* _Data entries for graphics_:
* START *

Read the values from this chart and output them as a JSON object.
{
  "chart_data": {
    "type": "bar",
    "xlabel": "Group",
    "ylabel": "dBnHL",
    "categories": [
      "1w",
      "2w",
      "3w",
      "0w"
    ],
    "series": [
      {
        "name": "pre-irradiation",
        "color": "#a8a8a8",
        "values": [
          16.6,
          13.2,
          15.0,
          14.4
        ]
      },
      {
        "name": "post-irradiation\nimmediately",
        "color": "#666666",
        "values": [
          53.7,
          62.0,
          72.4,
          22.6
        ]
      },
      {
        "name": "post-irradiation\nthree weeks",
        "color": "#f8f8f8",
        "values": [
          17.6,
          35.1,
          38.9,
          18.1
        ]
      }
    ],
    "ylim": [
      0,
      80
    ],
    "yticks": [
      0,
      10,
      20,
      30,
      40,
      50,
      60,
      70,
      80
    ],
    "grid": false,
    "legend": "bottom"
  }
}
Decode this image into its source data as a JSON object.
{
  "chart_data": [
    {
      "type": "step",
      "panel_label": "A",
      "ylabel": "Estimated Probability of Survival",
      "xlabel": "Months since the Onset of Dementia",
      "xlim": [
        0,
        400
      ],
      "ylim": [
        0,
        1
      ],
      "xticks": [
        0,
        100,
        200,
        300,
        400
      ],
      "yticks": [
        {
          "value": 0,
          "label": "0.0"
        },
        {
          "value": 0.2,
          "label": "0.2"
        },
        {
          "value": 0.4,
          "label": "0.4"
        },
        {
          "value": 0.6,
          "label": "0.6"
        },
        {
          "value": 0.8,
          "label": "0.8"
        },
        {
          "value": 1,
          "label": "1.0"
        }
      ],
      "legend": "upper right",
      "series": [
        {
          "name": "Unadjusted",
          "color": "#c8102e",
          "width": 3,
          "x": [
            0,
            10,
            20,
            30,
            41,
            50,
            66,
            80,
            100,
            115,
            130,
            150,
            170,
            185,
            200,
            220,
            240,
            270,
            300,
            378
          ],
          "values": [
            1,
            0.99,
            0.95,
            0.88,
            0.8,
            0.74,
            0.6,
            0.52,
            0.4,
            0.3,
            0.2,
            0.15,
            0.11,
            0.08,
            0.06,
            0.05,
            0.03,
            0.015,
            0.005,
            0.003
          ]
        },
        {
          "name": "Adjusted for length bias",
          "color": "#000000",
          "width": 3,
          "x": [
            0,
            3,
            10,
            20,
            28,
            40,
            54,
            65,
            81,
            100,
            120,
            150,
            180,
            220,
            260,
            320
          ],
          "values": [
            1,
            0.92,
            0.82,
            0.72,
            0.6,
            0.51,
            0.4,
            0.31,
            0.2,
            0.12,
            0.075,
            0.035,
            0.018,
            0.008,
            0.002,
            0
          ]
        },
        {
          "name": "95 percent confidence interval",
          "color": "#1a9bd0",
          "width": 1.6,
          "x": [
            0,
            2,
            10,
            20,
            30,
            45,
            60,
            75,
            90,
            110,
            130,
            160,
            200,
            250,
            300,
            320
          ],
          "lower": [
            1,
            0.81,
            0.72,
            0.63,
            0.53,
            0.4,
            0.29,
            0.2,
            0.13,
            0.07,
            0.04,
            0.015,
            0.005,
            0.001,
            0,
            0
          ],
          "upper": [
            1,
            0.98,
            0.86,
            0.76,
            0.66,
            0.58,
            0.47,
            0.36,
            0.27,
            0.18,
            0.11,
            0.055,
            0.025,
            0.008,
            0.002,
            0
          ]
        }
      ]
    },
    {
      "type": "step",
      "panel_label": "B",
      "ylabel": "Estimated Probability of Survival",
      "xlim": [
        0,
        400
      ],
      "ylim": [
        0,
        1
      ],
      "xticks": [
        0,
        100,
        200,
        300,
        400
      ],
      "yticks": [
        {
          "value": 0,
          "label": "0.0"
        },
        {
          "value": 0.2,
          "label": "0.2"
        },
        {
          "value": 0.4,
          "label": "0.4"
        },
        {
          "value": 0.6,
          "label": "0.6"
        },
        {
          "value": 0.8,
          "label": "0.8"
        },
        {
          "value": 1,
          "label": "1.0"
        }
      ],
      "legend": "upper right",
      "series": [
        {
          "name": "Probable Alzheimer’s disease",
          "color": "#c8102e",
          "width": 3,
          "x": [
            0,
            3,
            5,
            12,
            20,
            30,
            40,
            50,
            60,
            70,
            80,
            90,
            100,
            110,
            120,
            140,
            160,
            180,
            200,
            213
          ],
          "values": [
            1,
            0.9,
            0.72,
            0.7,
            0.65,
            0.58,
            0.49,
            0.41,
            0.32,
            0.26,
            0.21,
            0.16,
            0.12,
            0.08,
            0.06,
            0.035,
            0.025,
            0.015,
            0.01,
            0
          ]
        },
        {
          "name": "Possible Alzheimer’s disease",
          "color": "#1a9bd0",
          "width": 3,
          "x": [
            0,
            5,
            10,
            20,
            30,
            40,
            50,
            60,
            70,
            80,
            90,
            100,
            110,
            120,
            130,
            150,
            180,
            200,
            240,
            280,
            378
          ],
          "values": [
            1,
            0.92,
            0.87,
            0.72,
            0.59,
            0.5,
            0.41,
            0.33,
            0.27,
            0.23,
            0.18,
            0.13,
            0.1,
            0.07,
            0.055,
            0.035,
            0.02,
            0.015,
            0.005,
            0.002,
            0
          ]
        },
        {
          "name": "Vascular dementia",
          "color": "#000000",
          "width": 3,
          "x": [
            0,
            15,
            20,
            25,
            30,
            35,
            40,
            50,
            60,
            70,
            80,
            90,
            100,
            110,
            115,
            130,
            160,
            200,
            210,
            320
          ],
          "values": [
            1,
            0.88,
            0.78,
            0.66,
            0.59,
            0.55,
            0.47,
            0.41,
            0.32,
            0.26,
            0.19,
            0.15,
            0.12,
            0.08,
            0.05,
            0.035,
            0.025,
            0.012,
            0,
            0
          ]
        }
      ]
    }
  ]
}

* END *

Identify every line above that includes the word "disease", and show those lines.

* _Result of this task_:
          "name": "Probable Alzheimer’s disease",
          "name": "Possible Alzheimer’s disease",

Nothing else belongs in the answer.